══ Records shown
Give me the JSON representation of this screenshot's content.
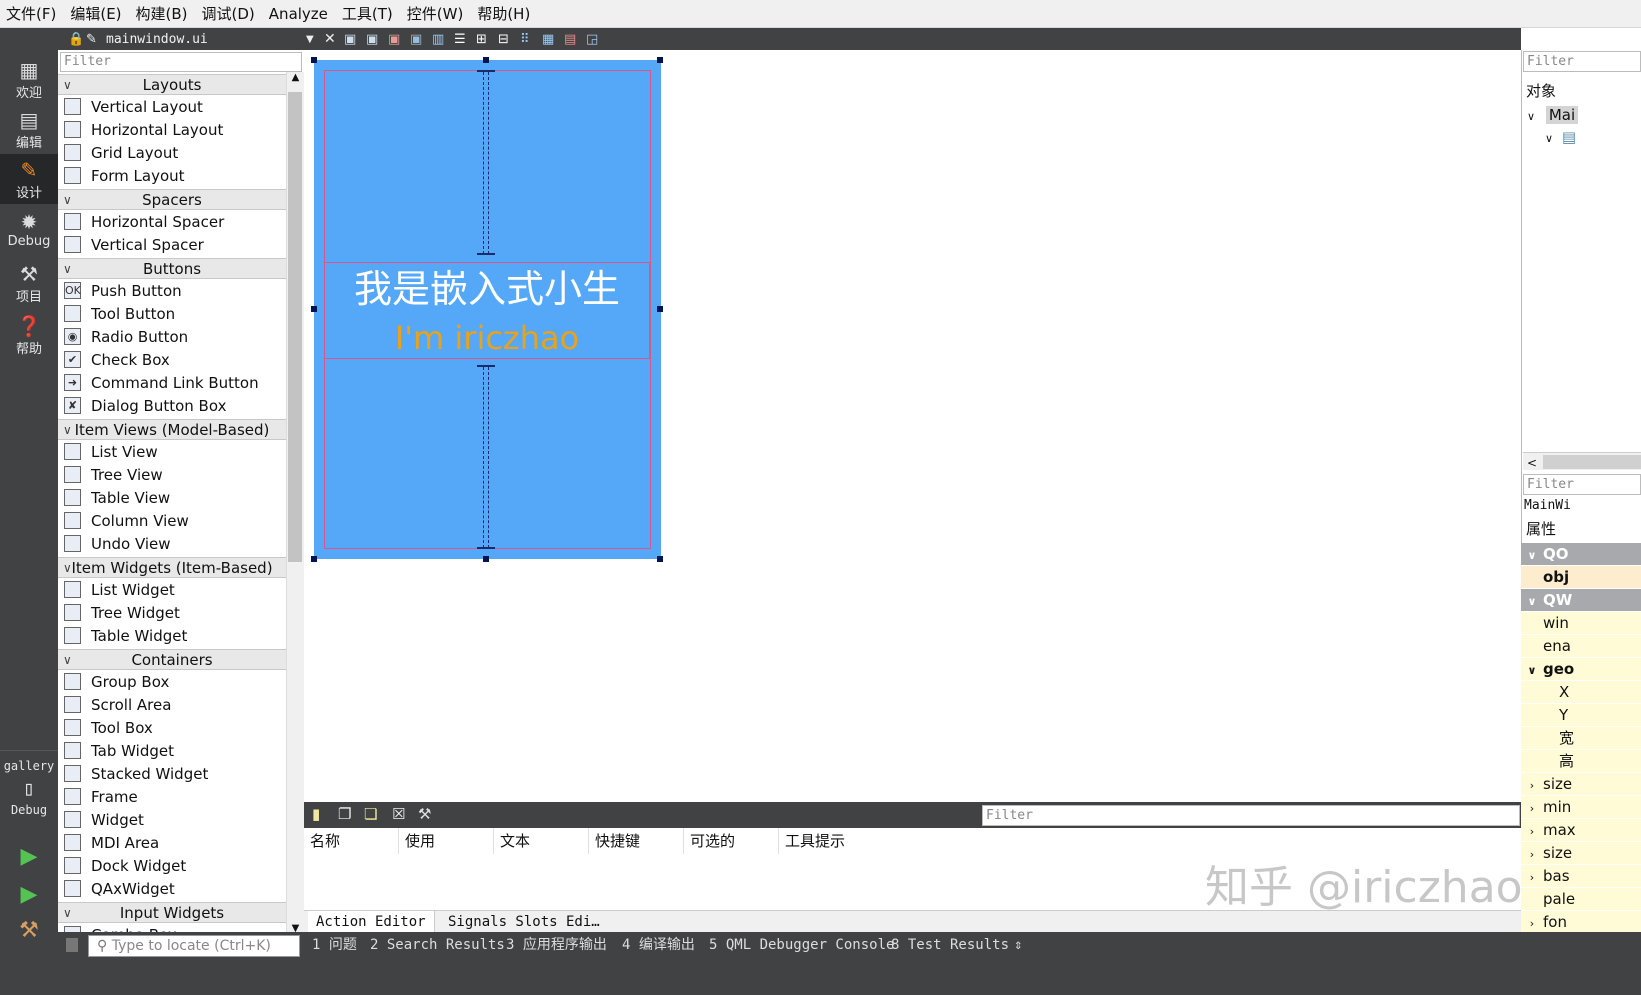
{
  "menubar": [
    "文件(F)",
    "编辑(E)",
    "构建(B)",
    "调试(D)",
    "Analyze",
    "工具(T)",
    "控件(W)",
    "帮助(H)"
  ],
  "modes": [
    {
      "label": "欢迎",
      "icon": "grid-icon"
    },
    {
      "label": "编辑",
      "icon": "document-icon"
    },
    {
      "label": "设计",
      "icon": "pencil-icon"
    },
    {
      "label": "Debug",
      "icon": "bug-icon"
    },
    {
      "label": "项目",
      "icon": "wrench-icon"
    },
    {
      "label": "帮助",
      "icon": "help-icon"
    }
  ],
  "kit": {
    "name": "gallery",
    "mode": "Debug"
  },
  "editor": {
    "file_name": "mainwindow.ui"
  },
  "widgetbox": {
    "filter_placeholder": "Filter",
    "categories": [
      {
        "name": "Layouts",
        "items": [
          "Vertical Layout",
          "Horizontal Layout",
          "Grid Layout",
          "Form Layout"
        ]
      },
      {
        "name": "Spacers",
        "items": [
          "Horizontal Spacer",
          "Vertical Spacer"
        ]
      },
      {
        "name": "Buttons",
        "items": [
          "Push Button",
          "Tool Button",
          "Radio Button",
          "Check Box",
          "Command Link Button",
          "Dialog Button Box"
        ]
      },
      {
        "name": "Item Views (Model-Based)",
        "items": [
          "List View",
          "Tree View",
          "Table View",
          "Column View",
          "Undo View"
        ]
      },
      {
        "name": "Item Widgets (Item-Based)",
        "items": [
          "List Widget",
          "Tree Widget",
          "Table Widget"
        ]
      },
      {
        "name": "Containers",
        "items": [
          "Group Box",
          "Scroll Area",
          "Tool Box",
          "Tab Widget",
          "Stacked Widget",
          "Frame",
          "Widget",
          "MDI Area",
          "Dock Widget",
          "QAxWidget"
        ]
      },
      {
        "name": "Input Widgets",
        "items": [
          "Combo Box"
        ]
      }
    ]
  },
  "form": {
    "label_cn": "我是嵌入式小生",
    "label_en": "I'm iriczhao",
    "label_cn_color": "#ffffff",
    "label_en_color": "#e8a21c",
    "background": "#55a8f8"
  },
  "object_inspector": {
    "filter_placeholder": "Filter",
    "header": "对象",
    "root": "Mai"
  },
  "property_editor": {
    "filter_placeholder": "Filter",
    "object": "MainWi",
    "header": "属性",
    "rows": [
      "QO",
      "obj",
      "QW",
      "win",
      "ena",
      "geo",
      "X",
      "Y",
      "宽",
      "高",
      "size",
      "min",
      "max",
      "size",
      "bas",
      "pale",
      "fon"
    ]
  },
  "action_editor": {
    "filter_placeholder": "Filter",
    "columns": [
      "名称",
      "使用",
      "文本",
      "快捷键",
      "可选的",
      "工具提示"
    ],
    "tabs": [
      "Action Editor",
      "Signals  Slots Edi…"
    ]
  },
  "statusbar": {
    "locator_placeholder": "Type to locate (Ctrl+K)",
    "tabs": [
      "1 问题",
      "2 Search Results",
      "3 应用程序输出",
      "4 编译输出",
      "5 QML Debugger Console",
      "8 Test Results"
    ]
  },
  "watermark": "知乎 @iriczhao"
}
════
→ Work required: Leave out the pictures and restate everything else word for word.

→ Full response:
Give me the JSON representation of this screenshot's content.
{
  "menubar": [
    "文件(F)",
    "编辑(E)",
    "构建(B)",
    "调试(D)",
    "Analyze",
    "工具(T)",
    "控件(W)",
    "帮助(H)"
  ],
  "modes": [
    {
      "label": "欢迎",
      "icon": "grid-icon"
    },
    {
      "label": "编辑",
      "icon": "document-icon"
    },
    {
      "label": "设计",
      "icon": "pencil-icon"
    },
    {
      "label": "Debug",
      "icon": "bug-icon"
    },
    {
      "label": "项目",
      "icon": "wrench-icon"
    },
    {
      "label": "帮助",
      "icon": "help-icon"
    }
  ],
  "kit": {
    "name": "gallery",
    "mode": "Debug"
  },
  "editor": {
    "file_name": "mainwindow.ui"
  },
  "widgetbox": {
    "filter_placeholder": "Filter",
    "categories": [
      {
        "name": "Layouts",
        "items": [
          "Vertical Layout",
          "Horizontal Layout",
          "Grid Layout",
          "Form Layout"
        ]
      },
      {
        "name": "Spacers",
        "items": [
          "Horizontal Spacer",
          "Vertical Spacer"
        ]
      },
      {
        "name": "Buttons",
        "items": [
          "Push Button",
          "Tool Button",
          "Radio Button",
          "Check Box",
          "Command Link Button",
          "Dialog Button Box"
        ]
      },
      {
        "name": "Item Views (Model-Based)",
        "items": [
          "List View",
          "Tree View",
          "Table View",
          "Column View",
          "Undo View"
        ]
      },
      {
        "name": "Item Widgets (Item-Based)",
        "items": [
          "List Widget",
          "Tree Widget",
          "Table Widget"
        ]
      },
      {
        "name": "Containers",
        "items": [
          "Group Box",
          "Scroll Area",
          "Tool Box",
          "Tab Widget",
          "Stacked Widget",
          "Frame",
          "Widget",
          "MDI Area",
          "Dock Widget",
          "QAxWidget"
        ]
      },
      {
        "name": "Input Widgets",
        "items": [
          "Combo Box"
        ]
      }
    ]
  },
  "form": {
    "label_cn": "我是嵌入式小生",
    "label_en": "I'm iriczhao",
    "label_cn_color": "#ffffff",
    "label_en_color": "#e8a21c",
    "background": "#55a8f8"
  },
  "object_inspector": {
    "filter_placeholder": "Filter",
    "header": "对象",
    "root": "Mai"
  },
  "property_editor": {
    "filter_placeholder": "Filter",
    "object": "MainWi",
    "header": "属性",
    "rows": [
      "QO",
      "obj",
      "QW",
      "win",
      "ena",
      "geo",
      "X",
      "Y",
      "宽",
      "高",
      "size",
      "min",
      "max",
      "size",
      "bas",
      "pale",
      "fon"
    ]
  },
  "action_editor": {
    "filter_placeholder": "Filter",
    "columns": [
      "名称",
      "使用",
      "文本",
      "快捷键",
      "可选的",
      "工具提示"
    ],
    "tabs": [
      "Action Editor",
      "Signals  Slots Edi…"
    ]
  },
  "statusbar": {
    "locator_placeholder": "Type to locate (Ctrl+K)",
    "tabs": [
      "1 问题",
      "2 Search Results",
      "3 应用程序输出",
      "4 编译输出",
      "5 QML Debugger Console",
      "8 Test Results"
    ]
  },
  "watermark": "知乎 @iriczhao"
}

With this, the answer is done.